**What the task requires:** Make an exact copy of all the material below, apart from the pictures.

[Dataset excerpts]
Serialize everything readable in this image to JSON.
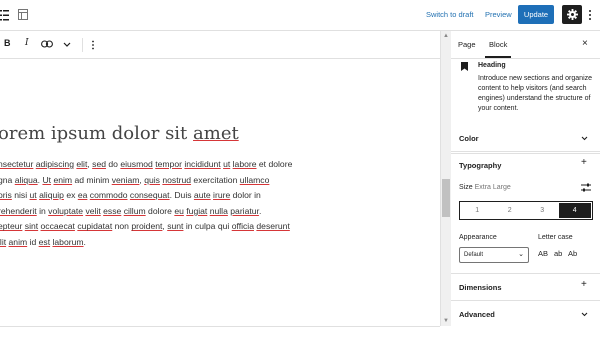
{
  "topbar": {
    "switch_to_draft": "Switch to draft",
    "preview": "Preview",
    "update": "Update"
  },
  "toolbar": {
    "bold": "B",
    "italic": "I",
    "more": "⌄",
    "options": "⋮"
  },
  "editor": {
    "heading_plain": "orem ipsum dolor sit ",
    "heading_underlined": "amet",
    "paragraph_lines": [
      [
        [
          "s",
          "nsectetur"
        ],
        [
          "t",
          " "
        ],
        [
          "s",
          "adipiscing"
        ],
        [
          "t",
          " "
        ],
        [
          "s",
          "elit"
        ],
        [
          "t",
          ", "
        ],
        [
          "s",
          "sed"
        ],
        [
          "t",
          " do "
        ],
        [
          "s",
          "eiusmod"
        ],
        [
          "t",
          " "
        ],
        [
          "s",
          "tempor"
        ],
        [
          "t",
          " "
        ],
        [
          "s",
          "incididunt"
        ],
        [
          "t",
          " "
        ],
        [
          "s",
          "ut"
        ],
        [
          "t",
          " "
        ],
        [
          "s",
          "labore"
        ],
        [
          "t",
          " et dolore"
        ]
      ],
      [
        [
          "t",
          "gna "
        ],
        [
          "s",
          "aliqua"
        ],
        [
          "t",
          ". "
        ],
        [
          "s",
          "Ut"
        ],
        [
          "t",
          " "
        ],
        [
          "s",
          "enim"
        ],
        [
          "t",
          " ad minim "
        ],
        [
          "s",
          "veniam"
        ],
        [
          "t",
          ", "
        ],
        [
          "s",
          "quis"
        ],
        [
          "t",
          " "
        ],
        [
          "s",
          "nostrud"
        ],
        [
          "t",
          " exercitation "
        ],
        [
          "s",
          "ullamco"
        ]
      ],
      [
        [
          "s",
          "oris"
        ],
        [
          "t",
          " nisi "
        ],
        [
          "s",
          "ut"
        ],
        [
          "t",
          " "
        ],
        [
          "s",
          "aliquip"
        ],
        [
          "t",
          " ex "
        ],
        [
          "s",
          "ea"
        ],
        [
          "t",
          " "
        ],
        [
          "s",
          "commodo"
        ],
        [
          "t",
          " "
        ],
        [
          "s",
          "consequat"
        ],
        [
          "t",
          ".  Duis "
        ],
        [
          "s",
          "aute"
        ],
        [
          "t",
          " "
        ],
        [
          "s",
          "irure"
        ],
        [
          "t",
          " dolor in"
        ]
      ],
      [
        [
          "s",
          "rehenderit"
        ],
        [
          "t",
          " in "
        ],
        [
          "s",
          "voluptate"
        ],
        [
          "t",
          " "
        ],
        [
          "s",
          "velit"
        ],
        [
          "t",
          " "
        ],
        [
          "s",
          "esse"
        ],
        [
          "t",
          " "
        ],
        [
          "s",
          "cillum"
        ],
        [
          "t",
          " dolore "
        ],
        [
          "s",
          "eu"
        ],
        [
          "t",
          " "
        ],
        [
          "s",
          "fugiat"
        ],
        [
          "t",
          " "
        ],
        [
          "s",
          "nulla"
        ],
        [
          "t",
          " "
        ],
        [
          "s",
          "pariatur"
        ],
        [
          "t",
          "."
        ]
      ],
      [
        [
          "s",
          "epteur"
        ],
        [
          "t",
          " "
        ],
        [
          "s",
          "sint"
        ],
        [
          "t",
          " "
        ],
        [
          "s",
          "occaecat"
        ],
        [
          "t",
          " "
        ],
        [
          "s",
          "cupidatat"
        ],
        [
          "t",
          " non "
        ],
        [
          "s",
          "proident"
        ],
        [
          "t",
          ", "
        ],
        [
          "s",
          "sunt"
        ],
        [
          "t",
          " in culpa qui "
        ],
        [
          "s",
          "officia"
        ],
        [
          "t",
          " "
        ],
        [
          "s",
          "deserunt"
        ]
      ],
      [
        [
          "s",
          "llit"
        ],
        [
          "t",
          " "
        ],
        [
          "s",
          "anim"
        ],
        [
          "t",
          " id "
        ],
        [
          "s",
          "est"
        ],
        [
          "t",
          " "
        ],
        [
          "s",
          "laborum"
        ],
        [
          "t",
          "."
        ]
      ]
    ]
  },
  "sidebar": {
    "tab_page": "Page",
    "tab_block": "Block",
    "close": "×",
    "block_title": "Heading",
    "block_desc": "Introduce new sections and organize content to help visitors (and search engines) understand the structure of your content.",
    "color_label": "Color",
    "typography_label": "Typography",
    "size_label": "Size",
    "size_value": "Extra Large",
    "size_options": [
      "1",
      "2",
      "3",
      "4"
    ],
    "size_selected_index": 3,
    "appearance_label": "Appearance",
    "appearance_value": "Default",
    "lettercase_label": "Letter case",
    "lettercase_options": [
      "AB",
      "ab",
      "Ab"
    ],
    "dimensions_label": "Dimensions",
    "advanced_label": "Advanced"
  },
  "colors": {
    "accent": "#1e6fb8",
    "link": "#2271b1",
    "spellcheck": "#d63638"
  }
}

**Output for this exercise:**
Serialize everything readable in this image to JSON.
{
  "topbar": {
    "switch_to_draft": "Switch to draft",
    "preview": "Preview",
    "update": "Update"
  },
  "toolbar": {
    "bold": "B",
    "italic": "I",
    "more": "⌄",
    "options": "⋮"
  },
  "editor": {
    "heading_plain": "orem ipsum dolor sit ",
    "heading_underlined": "amet",
    "paragraph_lines": [
      [
        [
          "s",
          "nsectetur"
        ],
        [
          "t",
          " "
        ],
        [
          "s",
          "adipiscing"
        ],
        [
          "t",
          " "
        ],
        [
          "s",
          "elit"
        ],
        [
          "t",
          ", "
        ],
        [
          "s",
          "sed"
        ],
        [
          "t",
          " do "
        ],
        [
          "s",
          "eiusmod"
        ],
        [
          "t",
          " "
        ],
        [
          "s",
          "tempor"
        ],
        [
          "t",
          " "
        ],
        [
          "s",
          "incididunt"
        ],
        [
          "t",
          " "
        ],
        [
          "s",
          "ut"
        ],
        [
          "t",
          " "
        ],
        [
          "s",
          "labore"
        ],
        [
          "t",
          " et dolore"
        ]
      ],
      [
        [
          "t",
          "gna "
        ],
        [
          "s",
          "aliqua"
        ],
        [
          "t",
          ". "
        ],
        [
          "s",
          "Ut"
        ],
        [
          "t",
          " "
        ],
        [
          "s",
          "enim"
        ],
        [
          "t",
          " ad minim "
        ],
        [
          "s",
          "veniam"
        ],
        [
          "t",
          ", "
        ],
        [
          "s",
          "quis"
        ],
        [
          "t",
          " "
        ],
        [
          "s",
          "nostrud"
        ],
        [
          "t",
          " exercitation "
        ],
        [
          "s",
          "ullamco"
        ]
      ],
      [
        [
          "s",
          "oris"
        ],
        [
          "t",
          " nisi "
        ],
        [
          "s",
          "ut"
        ],
        [
          "t",
          " "
        ],
        [
          "s",
          "aliquip"
        ],
        [
          "t",
          " ex "
        ],
        [
          "s",
          "ea"
        ],
        [
          "t",
          " "
        ],
        [
          "s",
          "commodo"
        ],
        [
          "t",
          " "
        ],
        [
          "s",
          "consequat"
        ],
        [
          "t",
          ".  Duis "
        ],
        [
          "s",
          "aute"
        ],
        [
          "t",
          " "
        ],
        [
          "s",
          "irure"
        ],
        [
          "t",
          " dolor in"
        ]
      ],
      [
        [
          "s",
          "rehenderit"
        ],
        [
          "t",
          " in "
        ],
        [
          "s",
          "voluptate"
        ],
        [
          "t",
          " "
        ],
        [
          "s",
          "velit"
        ],
        [
          "t",
          " "
        ],
        [
          "s",
          "esse"
        ],
        [
          "t",
          " "
        ],
        [
          "s",
          "cillum"
        ],
        [
          "t",
          " dolore "
        ],
        [
          "s",
          "eu"
        ],
        [
          "t",
          " "
        ],
        [
          "s",
          "fugiat"
        ],
        [
          "t",
          " "
        ],
        [
          "s",
          "nulla"
        ],
        [
          "t",
          " "
        ],
        [
          "s",
          "pariatur"
        ],
        [
          "t",
          "."
        ]
      ],
      [
        [
          "s",
          "epteur"
        ],
        [
          "t",
          " "
        ],
        [
          "s",
          "sint"
        ],
        [
          "t",
          " "
        ],
        [
          "s",
          "occaecat"
        ],
        [
          "t",
          " "
        ],
        [
          "s",
          "cupidatat"
        ],
        [
          "t",
          " non "
        ],
        [
          "s",
          "proident"
        ],
        [
          "t",
          ", "
        ],
        [
          "s",
          "sunt"
        ],
        [
          "t",
          " in culpa qui "
        ],
        [
          "s",
          "officia"
        ],
        [
          "t",
          " "
        ],
        [
          "s",
          "deserunt"
        ]
      ],
      [
        [
          "s",
          "llit"
        ],
        [
          "t",
          " "
        ],
        [
          "s",
          "anim"
        ],
        [
          "t",
          " id "
        ],
        [
          "s",
          "est"
        ],
        [
          "t",
          " "
        ],
        [
          "s",
          "laborum"
        ],
        [
          "t",
          "."
        ]
      ]
    ]
  },
  "sidebar": {
    "tab_page": "Page",
    "tab_block": "Block",
    "close": "×",
    "block_title": "Heading",
    "block_desc": "Introduce new sections and organize content to help visitors (and search engines) understand the structure of your content.",
    "color_label": "Color",
    "typography_label": "Typography",
    "size_label": "Size",
    "size_value": "Extra Large",
    "size_options": [
      "1",
      "2",
      "3",
      "4"
    ],
    "size_selected_index": 3,
    "appearance_label": "Appearance",
    "appearance_value": "Default",
    "lettercase_label": "Letter case",
    "lettercase_options": [
      "AB",
      "ab",
      "Ab"
    ],
    "dimensions_label": "Dimensions",
    "advanced_label": "Advanced"
  },
  "colors": {
    "accent": "#1e6fb8",
    "link": "#2271b1",
    "spellcheck": "#d63638"
  }
}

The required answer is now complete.